DESCRIPTION OF THE TASK:
Repeat every record below exactly, omitting any pictures.

Entries taken from a collection:
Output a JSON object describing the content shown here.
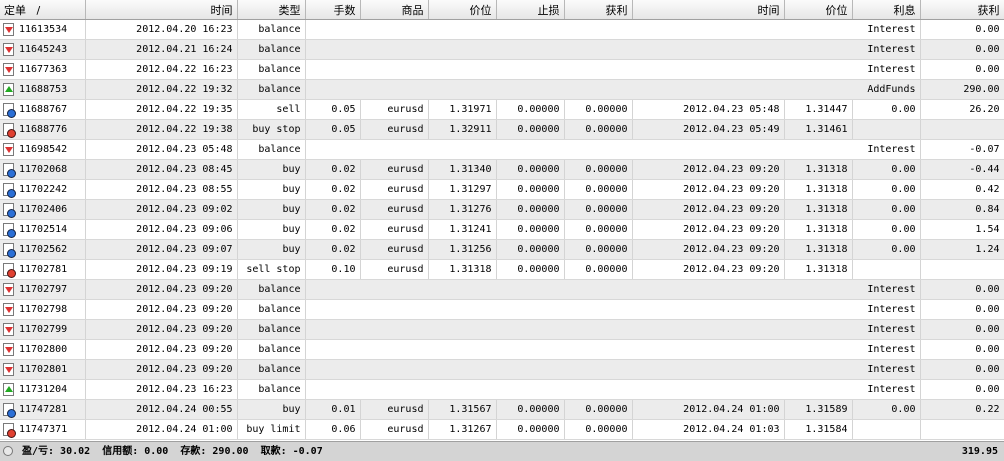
{
  "columns": {
    "ticket": "定单",
    "sort": "/",
    "open_time": "时间",
    "type": "类型",
    "lots": "手数",
    "symbol": "商品",
    "open_price": "价位",
    "sl": "止损",
    "tp": "获利",
    "close_time": "时间",
    "close_price": "价位",
    "swap": "利息",
    "profit": "获利"
  },
  "rows": [
    {
      "icon": "down",
      "ticket": "11613534",
      "open_time": "2012.04.20 16:23",
      "type": "balance",
      "comment": "Interest",
      "profit": "0.00"
    },
    {
      "icon": "down",
      "ticket": "11645243",
      "open_time": "2012.04.21 16:24",
      "type": "balance",
      "comment": "Interest",
      "profit": "0.00"
    },
    {
      "icon": "down",
      "ticket": "11677363",
      "open_time": "2012.04.22 16:23",
      "type": "balance",
      "comment": "Interest",
      "profit": "0.00"
    },
    {
      "icon": "up",
      "ticket": "11688753",
      "open_time": "2012.04.22 19:32",
      "type": "balance",
      "comment": "AddFunds",
      "profit": "290.00"
    },
    {
      "icon": "blue",
      "ticket": "11688767",
      "open_time": "2012.04.22 19:35",
      "type": "sell",
      "lots": "0.05",
      "symbol": "eurusd",
      "open_price": "1.31971",
      "sl": "0.00000",
      "tp": "0.00000",
      "close_time": "2012.04.23 05:48",
      "close_price": "1.31447",
      "swap": "0.00",
      "profit": "26.20"
    },
    {
      "icon": "red",
      "ticket": "11688776",
      "open_time": "2012.04.22 19:38",
      "type": "buy stop",
      "lots": "0.05",
      "symbol": "eurusd",
      "open_price": "1.32911",
      "sl": "0.00000",
      "tp": "0.00000",
      "close_time": "2012.04.23 05:49",
      "close_price": "1.31461",
      "swap": "",
      "profit": ""
    },
    {
      "icon": "down",
      "ticket": "11698542",
      "open_time": "2012.04.23 05:48",
      "type": "balance",
      "comment": "Interest",
      "profit": "-0.07"
    },
    {
      "icon": "blue",
      "ticket": "11702068",
      "open_time": "2012.04.23 08:45",
      "type": "buy",
      "lots": "0.02",
      "symbol": "eurusd",
      "open_price": "1.31340",
      "sl": "0.00000",
      "tp": "0.00000",
      "close_time": "2012.04.23 09:20",
      "close_price": "1.31318",
      "swap": "0.00",
      "profit": "-0.44"
    },
    {
      "icon": "blue",
      "ticket": "11702242",
      "open_time": "2012.04.23 08:55",
      "type": "buy",
      "lots": "0.02",
      "symbol": "eurusd",
      "open_price": "1.31297",
      "sl": "0.00000",
      "tp": "0.00000",
      "close_time": "2012.04.23 09:20",
      "close_price": "1.31318",
      "swap": "0.00",
      "profit": "0.42"
    },
    {
      "icon": "blue",
      "ticket": "11702406",
      "open_time": "2012.04.23 09:02",
      "type": "buy",
      "lots": "0.02",
      "symbol": "eurusd",
      "open_price": "1.31276",
      "sl": "0.00000",
      "tp": "0.00000",
      "close_time": "2012.04.23 09:20",
      "close_price": "1.31318",
      "swap": "0.00",
      "profit": "0.84"
    },
    {
      "icon": "blue",
      "ticket": "11702514",
      "open_time": "2012.04.23 09:06",
      "type": "buy",
      "lots": "0.02",
      "symbol": "eurusd",
      "open_price": "1.31241",
      "sl": "0.00000",
      "tp": "0.00000",
      "close_time": "2012.04.23 09:20",
      "close_price": "1.31318",
      "swap": "0.00",
      "profit": "1.54"
    },
    {
      "icon": "blue",
      "ticket": "11702562",
      "open_time": "2012.04.23 09:07",
      "type": "buy",
      "lots": "0.02",
      "symbol": "eurusd",
      "open_price": "1.31256",
      "sl": "0.00000",
      "tp": "0.00000",
      "close_time": "2012.04.23 09:20",
      "close_price": "1.31318",
      "swap": "0.00",
      "profit": "1.24"
    },
    {
      "icon": "red",
      "ticket": "11702781",
      "open_time": "2012.04.23 09:19",
      "type": "sell stop",
      "lots": "0.10",
      "symbol": "eurusd",
      "open_price": "1.31318",
      "sl": "0.00000",
      "tp": "0.00000",
      "close_time": "2012.04.23 09:20",
      "close_price": "1.31318",
      "swap": "",
      "profit": ""
    },
    {
      "icon": "down",
      "ticket": "11702797",
      "open_time": "2012.04.23 09:20",
      "type": "balance",
      "comment": "Interest",
      "profit": "0.00"
    },
    {
      "icon": "down",
      "ticket": "11702798",
      "open_time": "2012.04.23 09:20",
      "type": "balance",
      "comment": "Interest",
      "profit": "0.00"
    },
    {
      "icon": "down",
      "ticket": "11702799",
      "open_time": "2012.04.23 09:20",
      "type": "balance",
      "comment": "Interest",
      "profit": "0.00"
    },
    {
      "icon": "down",
      "ticket": "11702800",
      "open_time": "2012.04.23 09:20",
      "type": "balance",
      "comment": "Interest",
      "profit": "0.00"
    },
    {
      "icon": "down",
      "ticket": "11702801",
      "open_time": "2012.04.23 09:20",
      "type": "balance",
      "comment": "Interest",
      "profit": "0.00"
    },
    {
      "icon": "up",
      "ticket": "11731204",
      "open_time": "2012.04.23 16:23",
      "type": "balance",
      "comment": "Interest",
      "profit": "0.00"
    },
    {
      "icon": "blue",
      "ticket": "11747281",
      "open_time": "2012.04.24 00:55",
      "type": "buy",
      "lots": "0.01",
      "symbol": "eurusd",
      "open_price": "1.31567",
      "sl": "0.00000",
      "tp": "0.00000",
      "close_time": "2012.04.24 01:00",
      "close_price": "1.31589",
      "swap": "0.00",
      "profit": "0.22"
    },
    {
      "icon": "red",
      "ticket": "11747371",
      "open_time": "2012.04.24 01:00",
      "type": "buy limit",
      "lots": "0.06",
      "symbol": "eurusd",
      "open_price": "1.31267",
      "sl": "0.00000",
      "tp": "0.00000",
      "close_time": "2012.04.24 01:03",
      "close_price": "1.31584",
      "swap": "",
      "profit": ""
    }
  ],
  "footer": {
    "summary": "盈/亏: 30.02  信用额: 0.00  存款: 290.00  取款: -0.07",
    "total": "319.95"
  },
  "colors": {
    "alt_row": "#ececec",
    "footer": "#d4d4d4"
  }
}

SOLUTION FOR THIS TASK:
Output a JSON object describing the content shown here.
{
  "columns": {
    "ticket": "定单",
    "sort": "/",
    "open_time": "时间",
    "type": "类型",
    "lots": "手数",
    "symbol": "商品",
    "open_price": "价位",
    "sl": "止损",
    "tp": "获利",
    "close_time": "时间",
    "close_price": "价位",
    "swap": "利息",
    "profit": "获利"
  },
  "rows": [
    {
      "icon": "down",
      "ticket": "11613534",
      "open_time": "2012.04.20 16:23",
      "type": "balance",
      "comment": "Interest",
      "profit": "0.00"
    },
    {
      "icon": "down",
      "ticket": "11645243",
      "open_time": "2012.04.21 16:24",
      "type": "balance",
      "comment": "Interest",
      "profit": "0.00"
    },
    {
      "icon": "down",
      "ticket": "11677363",
      "open_time": "2012.04.22 16:23",
      "type": "balance",
      "comment": "Interest",
      "profit": "0.00"
    },
    {
      "icon": "up",
      "ticket": "11688753",
      "open_time": "2012.04.22 19:32",
      "type": "balance",
      "comment": "AddFunds",
      "profit": "290.00"
    },
    {
      "icon": "blue",
      "ticket": "11688767",
      "open_time": "2012.04.22 19:35",
      "type": "sell",
      "lots": "0.05",
      "symbol": "eurusd",
      "open_price": "1.31971",
      "sl": "0.00000",
      "tp": "0.00000",
      "close_time": "2012.04.23 05:48",
      "close_price": "1.31447",
      "swap": "0.00",
      "profit": "26.20"
    },
    {
      "icon": "red",
      "ticket": "11688776",
      "open_time": "2012.04.22 19:38",
      "type": "buy stop",
      "lots": "0.05",
      "symbol": "eurusd",
      "open_price": "1.32911",
      "sl": "0.00000",
      "tp": "0.00000",
      "close_time": "2012.04.23 05:49",
      "close_price": "1.31461",
      "swap": "",
      "profit": ""
    },
    {
      "icon": "down",
      "ticket": "11698542",
      "open_time": "2012.04.23 05:48",
      "type": "balance",
      "comment": "Interest",
      "profit": "-0.07"
    },
    {
      "icon": "blue",
      "ticket": "11702068",
      "open_time": "2012.04.23 08:45",
      "type": "buy",
      "lots": "0.02",
      "symbol": "eurusd",
      "open_price": "1.31340",
      "sl": "0.00000",
      "tp": "0.00000",
      "close_time": "2012.04.23 09:20",
      "close_price": "1.31318",
      "swap": "0.00",
      "profit": "-0.44"
    },
    {
      "icon": "blue",
      "ticket": "11702242",
      "open_time": "2012.04.23 08:55",
      "type": "buy",
      "lots": "0.02",
      "symbol": "eurusd",
      "open_price": "1.31297",
      "sl": "0.00000",
      "tp": "0.00000",
      "close_time": "2012.04.23 09:20",
      "close_price": "1.31318",
      "swap": "0.00",
      "profit": "0.42"
    },
    {
      "icon": "blue",
      "ticket": "11702406",
      "open_time": "2012.04.23 09:02",
      "type": "buy",
      "lots": "0.02",
      "symbol": "eurusd",
      "open_price": "1.31276",
      "sl": "0.00000",
      "tp": "0.00000",
      "close_time": "2012.04.23 09:20",
      "close_price": "1.31318",
      "swap": "0.00",
      "profit": "0.84"
    },
    {
      "icon": "blue",
      "ticket": "11702514",
      "open_time": "2012.04.23 09:06",
      "type": "buy",
      "lots": "0.02",
      "symbol": "eurusd",
      "open_price": "1.31241",
      "sl": "0.00000",
      "tp": "0.00000",
      "close_time": "2012.04.23 09:20",
      "close_price": "1.31318",
      "swap": "0.00",
      "profit": "1.54"
    },
    {
      "icon": "blue",
      "ticket": "11702562",
      "open_time": "2012.04.23 09:07",
      "type": "buy",
      "lots": "0.02",
      "symbol": "eurusd",
      "open_price": "1.31256",
      "sl": "0.00000",
      "tp": "0.00000",
      "close_time": "2012.04.23 09:20",
      "close_price": "1.31318",
      "swap": "0.00",
      "profit": "1.24"
    },
    {
      "icon": "red",
      "ticket": "11702781",
      "open_time": "2012.04.23 09:19",
      "type": "sell stop",
      "lots": "0.10",
      "symbol": "eurusd",
      "open_price": "1.31318",
      "sl": "0.00000",
      "tp": "0.00000",
      "close_time": "2012.04.23 09:20",
      "close_price": "1.31318",
      "swap": "",
      "profit": ""
    },
    {
      "icon": "down",
      "ticket": "11702797",
      "open_time": "2012.04.23 09:20",
      "type": "balance",
      "comment": "Interest",
      "profit": "0.00"
    },
    {
      "icon": "down",
      "ticket": "11702798",
      "open_time": "2012.04.23 09:20",
      "type": "balance",
      "comment": "Interest",
      "profit": "0.00"
    },
    {
      "icon": "down",
      "ticket": "11702799",
      "open_time": "2012.04.23 09:20",
      "type": "balance",
      "comment": "Interest",
      "profit": "0.00"
    },
    {
      "icon": "down",
      "ticket": "11702800",
      "open_time": "2012.04.23 09:20",
      "type": "balance",
      "comment": "Interest",
      "profit": "0.00"
    },
    {
      "icon": "down",
      "ticket": "11702801",
      "open_time": "2012.04.23 09:20",
      "type": "balance",
      "comment": "Interest",
      "profit": "0.00"
    },
    {
      "icon": "up",
      "ticket": "11731204",
      "open_time": "2012.04.23 16:23",
      "type": "balance",
      "comment": "Interest",
      "profit": "0.00"
    },
    {
      "icon": "blue",
      "ticket": "11747281",
      "open_time": "2012.04.24 00:55",
      "type": "buy",
      "lots": "0.01",
      "symbol": "eurusd",
      "open_price": "1.31567",
      "sl": "0.00000",
      "tp": "0.00000",
      "close_time": "2012.04.24 01:00",
      "close_price": "1.31589",
      "swap": "0.00",
      "profit": "0.22"
    },
    {
      "icon": "red",
      "ticket": "11747371",
      "open_time": "2012.04.24 01:00",
      "type": "buy limit",
      "lots": "0.06",
      "symbol": "eurusd",
      "open_price": "1.31267",
      "sl": "0.00000",
      "tp": "0.00000",
      "close_time": "2012.04.24 01:03",
      "close_price": "1.31584",
      "swap": "",
      "profit": ""
    }
  ],
  "footer": {
    "summary": "盈/亏: 30.02  信用额: 0.00  存款: 290.00  取款: -0.07",
    "total": "319.95"
  },
  "colors": {
    "alt_row": "#ececec",
    "footer": "#d4d4d4"
  }
}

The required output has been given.